Collected data

## begin

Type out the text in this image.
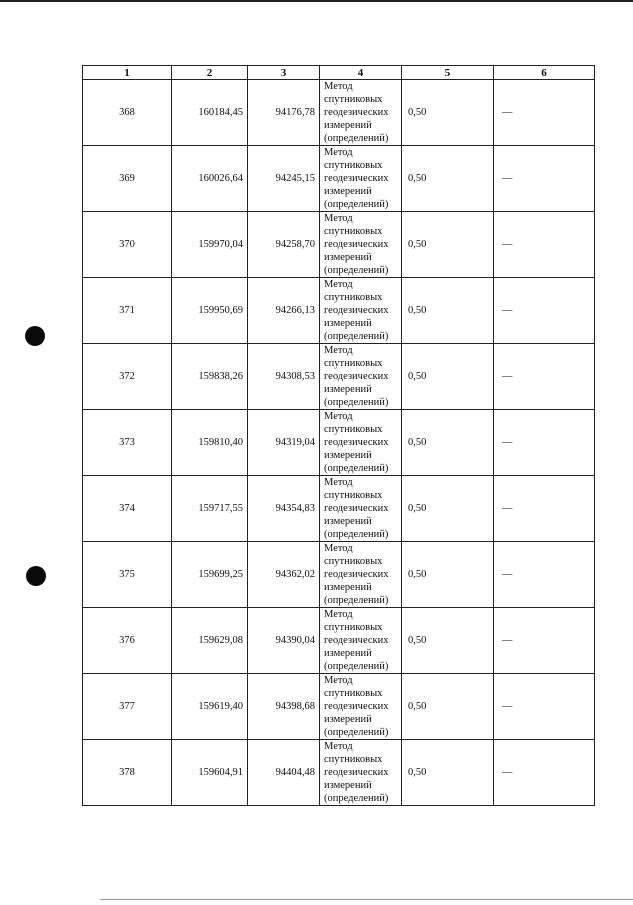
1	2	3	4	5	6
368	160184,45	94176,78	Метод
спутниковых
геодезических
измерений
(определений)	0,50	—
369	160026,64	94245,15	Метод
спутниковых
геодезических
измерений
(определений)	0,50	—
370	159970,04	94258,70	Метод
спутниковых
геодезических
измерений
(определений)	0,50	—
371	159950,69	94266,13	Метод
спутниковых
геодезических
измерений
(определений)	0,50	—
372	159838,26	94308,53	Метод
спутниковых
геодезических
измерений
(определений)	0,50	—
373	159810,40	94319,04	Метод
спутниковых
геодезических
измерений
(определений)	0,50	—
374	159717,55	94354,83	Метод
спутниковых
геодезических
измерений
(определений)	0,50	—
375	159699,25	94362,02	Метод
спутниковых
геодезических
измерений
(определений)	0,50	—
376	159629,08	94390,04	Метод
спутниковых
геодезических
измерений
(определений)	0,50	—
377	159619,40	94398,68	Метод
спутниковых
геодезических
измерений
(определений)	0,50	—
378	159604,91	94404,48	Метод
спутниковых
геодезических
измерений
(определений)	0,50	—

## end

PROBLEM STATEMENT
Quote every line of the records above exactly; no picture is to be copied.

COMPLETE OUTPUT
Type out the text in this image.
1	2	3	4	5	6
368	160184,45	94176,78	Метод
спутниковых
геодезических
измерений
(определений)	0,50	—
369	160026,64	94245,15	Метод
спутниковых
геодезических
измерений
(определений)	0,50	—
370	159970,04	94258,70	Метод
спутниковых
геодезических
измерений
(определений)	0,50	—
371	159950,69	94266,13	Метод
спутниковых
геодезических
измерений
(определений)	0,50	—
372	159838,26	94308,53	Метод
спутниковых
геодезических
измерений
(определений)	0,50	—
373	159810,40	94319,04	Метод
спутниковых
геодезических
измерений
(определений)	0,50	—
374	159717,55	94354,83	Метод
спутниковых
геодезических
измерений
(определений)	0,50	—
375	159699,25	94362,02	Метод
спутниковых
геодезических
измерений
(определений)	0,50	—
376	159629,08	94390,04	Метод
спутниковых
геодезических
измерений
(определений)	0,50	—
377	159619,40	94398,68	Метод
спутниковых
геодезических
измерений
(определений)	0,50	—
378	159604,91	94404,48	Метод
спутниковых
геодезических
измерений
(определений)	0,50	—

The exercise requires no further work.